**Passage provided**
━━━━━━━━━━

Ombudsman asks PCB to share inquiry reports on match fixers

By Waseem Abbasi
August 04, 2016

ISLAMABAD: In a major decision on right to information, the federal ombudsman has directed the Pakistan Cricket Board (PCB) to share details of inquiries conducted against the players involved in match-fixing and betting since 1996.

The decision was announced on the complaint of a civil society activist Zahid Abdullah, who had alleged failure of the PCB to provide the information sought under the Freedom of Information Ordinance 2002.

After failing to get certified copies of the inquiry reports conducted by the PCB against the players involved in betting from January 1, 1996, to December 31,2015, Zahid sought intervention of the federal ombudsman for redressal of his grievance.

A notice was issued by the ombudsman to the PCB on June 23rd to appear for a hearing on 27th June 2016. The agency (PCB) via its letter dated  June 24, 2016, argued that the request for such information was an attempt to malign and harass the PCB.  The PCB letter also argued that provision of the information will bring a bad name to Pakistan Cricket Internationally. It was also stated that such information is kept guarded by the International Cricket Council (ICC). The PCB lawyer Taffazul Haider Rizvi also argued that “provision of such protected information will result in embarrassment to some individual and maligning their reputation and it will also result in information which ICC keeps guarded.”

━━━━━━━━━━

**Material provided**
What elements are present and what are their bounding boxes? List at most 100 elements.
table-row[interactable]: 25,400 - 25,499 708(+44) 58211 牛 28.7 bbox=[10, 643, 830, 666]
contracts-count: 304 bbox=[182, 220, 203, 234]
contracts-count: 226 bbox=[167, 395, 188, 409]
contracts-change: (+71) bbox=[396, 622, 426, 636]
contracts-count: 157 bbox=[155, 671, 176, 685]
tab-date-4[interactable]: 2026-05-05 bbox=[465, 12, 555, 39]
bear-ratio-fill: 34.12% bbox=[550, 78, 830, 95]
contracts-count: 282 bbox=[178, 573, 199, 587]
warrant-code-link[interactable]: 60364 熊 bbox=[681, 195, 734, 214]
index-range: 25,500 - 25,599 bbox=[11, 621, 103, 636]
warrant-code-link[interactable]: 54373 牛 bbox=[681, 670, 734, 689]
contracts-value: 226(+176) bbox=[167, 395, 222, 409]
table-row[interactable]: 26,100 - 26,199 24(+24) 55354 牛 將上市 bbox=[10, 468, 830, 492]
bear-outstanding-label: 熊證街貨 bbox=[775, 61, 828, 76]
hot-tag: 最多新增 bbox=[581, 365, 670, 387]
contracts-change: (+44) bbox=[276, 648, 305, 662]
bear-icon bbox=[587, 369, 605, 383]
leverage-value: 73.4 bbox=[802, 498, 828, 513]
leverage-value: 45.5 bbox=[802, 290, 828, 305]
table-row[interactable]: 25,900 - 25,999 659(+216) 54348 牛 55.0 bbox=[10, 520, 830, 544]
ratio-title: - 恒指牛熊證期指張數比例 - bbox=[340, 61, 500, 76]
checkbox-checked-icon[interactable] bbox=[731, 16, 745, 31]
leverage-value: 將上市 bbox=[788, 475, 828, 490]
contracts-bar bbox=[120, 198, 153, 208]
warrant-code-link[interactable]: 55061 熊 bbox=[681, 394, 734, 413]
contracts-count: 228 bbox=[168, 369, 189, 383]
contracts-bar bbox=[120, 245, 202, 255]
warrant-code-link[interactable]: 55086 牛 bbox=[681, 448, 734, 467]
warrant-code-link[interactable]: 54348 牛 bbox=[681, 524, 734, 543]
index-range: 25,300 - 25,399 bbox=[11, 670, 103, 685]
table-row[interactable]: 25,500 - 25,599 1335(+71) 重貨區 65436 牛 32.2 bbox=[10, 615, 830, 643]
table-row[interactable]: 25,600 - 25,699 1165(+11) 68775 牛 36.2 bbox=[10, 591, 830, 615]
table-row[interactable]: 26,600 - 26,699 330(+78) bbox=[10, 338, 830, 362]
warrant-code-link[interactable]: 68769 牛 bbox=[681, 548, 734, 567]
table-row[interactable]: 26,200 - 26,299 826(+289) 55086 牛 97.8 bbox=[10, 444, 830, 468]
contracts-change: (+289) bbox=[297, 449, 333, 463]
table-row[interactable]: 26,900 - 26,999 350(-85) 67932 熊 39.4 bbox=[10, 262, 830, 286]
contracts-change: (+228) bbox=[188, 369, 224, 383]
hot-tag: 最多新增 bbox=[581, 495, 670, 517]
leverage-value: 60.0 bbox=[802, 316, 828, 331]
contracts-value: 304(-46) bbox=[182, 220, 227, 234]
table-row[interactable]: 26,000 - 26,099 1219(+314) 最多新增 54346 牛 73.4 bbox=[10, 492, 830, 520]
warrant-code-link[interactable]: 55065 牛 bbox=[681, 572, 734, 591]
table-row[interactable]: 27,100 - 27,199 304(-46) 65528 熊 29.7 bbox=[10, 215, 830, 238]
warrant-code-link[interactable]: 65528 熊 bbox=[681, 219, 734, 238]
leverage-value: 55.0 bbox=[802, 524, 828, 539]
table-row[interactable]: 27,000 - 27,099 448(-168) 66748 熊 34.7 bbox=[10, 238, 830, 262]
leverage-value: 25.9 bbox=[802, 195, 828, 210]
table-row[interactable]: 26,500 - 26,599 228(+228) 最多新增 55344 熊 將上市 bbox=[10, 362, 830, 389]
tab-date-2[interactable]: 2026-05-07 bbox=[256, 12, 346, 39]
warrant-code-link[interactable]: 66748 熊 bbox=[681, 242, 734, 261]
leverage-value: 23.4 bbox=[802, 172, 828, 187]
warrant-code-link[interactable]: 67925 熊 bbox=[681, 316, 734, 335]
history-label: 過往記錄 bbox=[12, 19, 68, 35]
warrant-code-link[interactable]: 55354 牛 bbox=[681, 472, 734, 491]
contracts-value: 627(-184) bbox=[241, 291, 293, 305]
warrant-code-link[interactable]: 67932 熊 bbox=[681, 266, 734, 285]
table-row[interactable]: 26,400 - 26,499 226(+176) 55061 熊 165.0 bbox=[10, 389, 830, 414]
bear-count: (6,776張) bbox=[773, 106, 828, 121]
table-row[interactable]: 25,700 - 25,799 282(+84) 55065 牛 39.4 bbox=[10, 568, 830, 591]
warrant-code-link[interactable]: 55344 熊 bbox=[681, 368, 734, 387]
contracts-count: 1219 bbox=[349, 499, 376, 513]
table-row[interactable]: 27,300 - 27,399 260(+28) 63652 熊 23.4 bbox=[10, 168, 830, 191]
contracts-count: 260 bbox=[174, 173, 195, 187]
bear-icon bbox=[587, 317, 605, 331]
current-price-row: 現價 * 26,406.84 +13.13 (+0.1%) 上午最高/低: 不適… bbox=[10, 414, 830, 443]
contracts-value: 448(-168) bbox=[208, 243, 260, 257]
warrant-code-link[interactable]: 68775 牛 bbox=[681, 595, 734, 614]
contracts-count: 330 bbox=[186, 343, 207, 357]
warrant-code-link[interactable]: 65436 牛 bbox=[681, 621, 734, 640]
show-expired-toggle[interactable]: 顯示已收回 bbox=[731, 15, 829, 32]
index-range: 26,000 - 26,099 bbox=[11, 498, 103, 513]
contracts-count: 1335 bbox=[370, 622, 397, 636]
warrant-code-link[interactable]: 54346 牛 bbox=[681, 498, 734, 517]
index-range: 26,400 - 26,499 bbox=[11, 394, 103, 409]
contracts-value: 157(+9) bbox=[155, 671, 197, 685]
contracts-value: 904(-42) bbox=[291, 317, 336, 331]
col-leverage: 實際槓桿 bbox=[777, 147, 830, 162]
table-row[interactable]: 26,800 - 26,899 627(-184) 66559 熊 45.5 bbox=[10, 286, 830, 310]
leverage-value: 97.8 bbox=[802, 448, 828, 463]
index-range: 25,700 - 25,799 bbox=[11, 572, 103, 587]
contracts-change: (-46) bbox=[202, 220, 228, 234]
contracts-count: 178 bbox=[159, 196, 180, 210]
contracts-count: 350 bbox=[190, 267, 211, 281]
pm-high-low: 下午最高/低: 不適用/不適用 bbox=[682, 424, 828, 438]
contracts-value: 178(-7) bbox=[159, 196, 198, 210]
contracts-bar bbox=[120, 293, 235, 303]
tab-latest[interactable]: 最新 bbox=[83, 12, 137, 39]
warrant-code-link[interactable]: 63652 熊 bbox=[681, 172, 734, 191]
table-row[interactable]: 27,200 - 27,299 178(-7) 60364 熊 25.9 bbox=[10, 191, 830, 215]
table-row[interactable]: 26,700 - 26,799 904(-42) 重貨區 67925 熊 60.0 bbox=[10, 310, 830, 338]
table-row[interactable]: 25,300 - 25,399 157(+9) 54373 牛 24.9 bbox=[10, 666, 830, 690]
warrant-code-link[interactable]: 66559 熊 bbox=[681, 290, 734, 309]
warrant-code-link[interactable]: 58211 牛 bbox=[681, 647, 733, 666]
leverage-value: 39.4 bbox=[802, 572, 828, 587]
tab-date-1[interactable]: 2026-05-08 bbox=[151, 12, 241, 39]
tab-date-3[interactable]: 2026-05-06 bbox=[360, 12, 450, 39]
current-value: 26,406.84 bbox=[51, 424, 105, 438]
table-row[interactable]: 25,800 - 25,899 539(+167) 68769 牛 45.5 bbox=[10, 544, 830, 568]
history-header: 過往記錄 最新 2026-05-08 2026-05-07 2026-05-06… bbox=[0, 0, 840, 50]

━━━━━━━━━━

**Directions for this task**
List every person the news report on the ombudsman's order to the PCB identifies by name.

**Written response**
Waseem Abbasi
Zahid Abdullah
Taffazul Haider Rizvi